## START Source material
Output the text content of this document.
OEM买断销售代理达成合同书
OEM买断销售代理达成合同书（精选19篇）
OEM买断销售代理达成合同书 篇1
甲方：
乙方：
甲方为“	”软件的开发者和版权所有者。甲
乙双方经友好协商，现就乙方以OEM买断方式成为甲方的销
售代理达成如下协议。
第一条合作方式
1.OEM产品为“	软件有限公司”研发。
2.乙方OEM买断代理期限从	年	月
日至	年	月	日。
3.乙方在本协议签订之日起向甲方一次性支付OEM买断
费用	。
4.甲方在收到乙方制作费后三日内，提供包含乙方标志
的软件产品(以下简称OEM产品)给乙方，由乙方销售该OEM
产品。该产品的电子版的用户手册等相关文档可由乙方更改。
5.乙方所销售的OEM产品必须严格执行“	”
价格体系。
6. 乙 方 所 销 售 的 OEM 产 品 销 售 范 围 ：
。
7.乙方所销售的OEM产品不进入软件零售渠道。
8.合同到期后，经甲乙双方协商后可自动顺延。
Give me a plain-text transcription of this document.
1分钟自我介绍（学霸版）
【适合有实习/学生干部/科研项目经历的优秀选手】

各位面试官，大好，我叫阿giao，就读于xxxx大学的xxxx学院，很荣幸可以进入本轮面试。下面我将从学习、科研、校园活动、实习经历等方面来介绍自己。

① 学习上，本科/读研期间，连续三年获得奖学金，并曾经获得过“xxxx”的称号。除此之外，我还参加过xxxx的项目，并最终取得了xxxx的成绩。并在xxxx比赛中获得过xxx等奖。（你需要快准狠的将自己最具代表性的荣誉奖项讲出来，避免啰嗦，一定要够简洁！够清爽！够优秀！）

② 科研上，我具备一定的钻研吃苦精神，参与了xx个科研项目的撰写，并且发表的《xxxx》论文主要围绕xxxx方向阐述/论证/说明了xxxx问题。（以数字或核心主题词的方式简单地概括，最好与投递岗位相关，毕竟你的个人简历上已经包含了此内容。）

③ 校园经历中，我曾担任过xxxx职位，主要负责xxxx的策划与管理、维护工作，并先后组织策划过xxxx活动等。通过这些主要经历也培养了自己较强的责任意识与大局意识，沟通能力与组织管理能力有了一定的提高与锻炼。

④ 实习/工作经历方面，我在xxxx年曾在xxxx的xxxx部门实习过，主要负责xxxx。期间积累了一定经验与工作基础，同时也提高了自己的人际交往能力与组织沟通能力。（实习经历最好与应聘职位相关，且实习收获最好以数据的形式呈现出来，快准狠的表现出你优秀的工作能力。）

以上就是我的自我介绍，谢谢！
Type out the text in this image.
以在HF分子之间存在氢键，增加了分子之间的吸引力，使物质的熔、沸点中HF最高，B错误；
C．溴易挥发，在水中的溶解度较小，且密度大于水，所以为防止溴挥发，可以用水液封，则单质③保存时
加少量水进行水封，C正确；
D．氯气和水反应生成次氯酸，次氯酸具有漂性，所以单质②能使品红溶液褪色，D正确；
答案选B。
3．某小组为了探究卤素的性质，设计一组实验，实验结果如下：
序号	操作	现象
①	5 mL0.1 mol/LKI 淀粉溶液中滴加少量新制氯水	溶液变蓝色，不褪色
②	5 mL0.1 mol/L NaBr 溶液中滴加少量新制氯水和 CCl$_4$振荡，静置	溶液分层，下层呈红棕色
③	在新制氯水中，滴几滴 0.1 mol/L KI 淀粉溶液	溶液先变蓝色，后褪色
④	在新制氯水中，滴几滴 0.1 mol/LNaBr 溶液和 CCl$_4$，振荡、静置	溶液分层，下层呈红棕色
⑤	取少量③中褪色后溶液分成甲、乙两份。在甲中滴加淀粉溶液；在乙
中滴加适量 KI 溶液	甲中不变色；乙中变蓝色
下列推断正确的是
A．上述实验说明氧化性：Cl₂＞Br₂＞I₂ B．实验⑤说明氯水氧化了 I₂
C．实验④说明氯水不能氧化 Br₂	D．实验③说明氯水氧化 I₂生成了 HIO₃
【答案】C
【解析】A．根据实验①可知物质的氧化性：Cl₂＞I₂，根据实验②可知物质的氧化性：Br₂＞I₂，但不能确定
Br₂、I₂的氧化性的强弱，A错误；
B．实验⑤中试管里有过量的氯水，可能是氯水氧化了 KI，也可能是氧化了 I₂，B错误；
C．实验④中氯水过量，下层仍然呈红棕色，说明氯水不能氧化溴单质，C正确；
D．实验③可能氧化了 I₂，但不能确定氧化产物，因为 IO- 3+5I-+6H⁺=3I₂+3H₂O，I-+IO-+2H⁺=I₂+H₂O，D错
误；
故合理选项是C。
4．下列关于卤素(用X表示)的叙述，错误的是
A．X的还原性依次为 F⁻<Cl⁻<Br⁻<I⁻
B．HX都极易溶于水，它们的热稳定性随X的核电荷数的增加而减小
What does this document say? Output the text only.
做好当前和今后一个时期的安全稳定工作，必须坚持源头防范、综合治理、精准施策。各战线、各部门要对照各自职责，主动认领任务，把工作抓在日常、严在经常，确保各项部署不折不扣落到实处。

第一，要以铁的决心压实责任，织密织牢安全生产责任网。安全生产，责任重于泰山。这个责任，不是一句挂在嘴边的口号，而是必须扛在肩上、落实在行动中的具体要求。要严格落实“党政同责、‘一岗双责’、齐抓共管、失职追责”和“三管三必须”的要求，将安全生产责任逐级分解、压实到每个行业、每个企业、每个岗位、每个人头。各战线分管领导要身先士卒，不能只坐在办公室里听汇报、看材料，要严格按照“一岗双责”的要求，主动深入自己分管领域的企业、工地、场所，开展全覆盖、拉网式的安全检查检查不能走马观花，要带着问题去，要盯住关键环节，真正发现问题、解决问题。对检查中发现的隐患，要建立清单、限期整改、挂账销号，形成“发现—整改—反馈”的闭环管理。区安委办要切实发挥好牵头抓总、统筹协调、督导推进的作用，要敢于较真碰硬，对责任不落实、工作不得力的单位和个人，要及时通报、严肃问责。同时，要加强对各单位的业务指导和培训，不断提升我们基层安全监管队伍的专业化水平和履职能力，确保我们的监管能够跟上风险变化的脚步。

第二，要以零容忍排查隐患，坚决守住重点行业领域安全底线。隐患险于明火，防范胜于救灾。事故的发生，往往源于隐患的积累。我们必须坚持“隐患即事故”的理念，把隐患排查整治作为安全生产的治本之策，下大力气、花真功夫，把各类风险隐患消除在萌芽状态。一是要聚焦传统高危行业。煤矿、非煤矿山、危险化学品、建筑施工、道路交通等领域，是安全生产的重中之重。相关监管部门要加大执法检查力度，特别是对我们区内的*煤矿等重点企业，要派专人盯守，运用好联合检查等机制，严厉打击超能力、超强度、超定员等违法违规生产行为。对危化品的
## END Source material
### Given task
State how many lines of the records above contain "this", with no words besides the number.

### The reply
4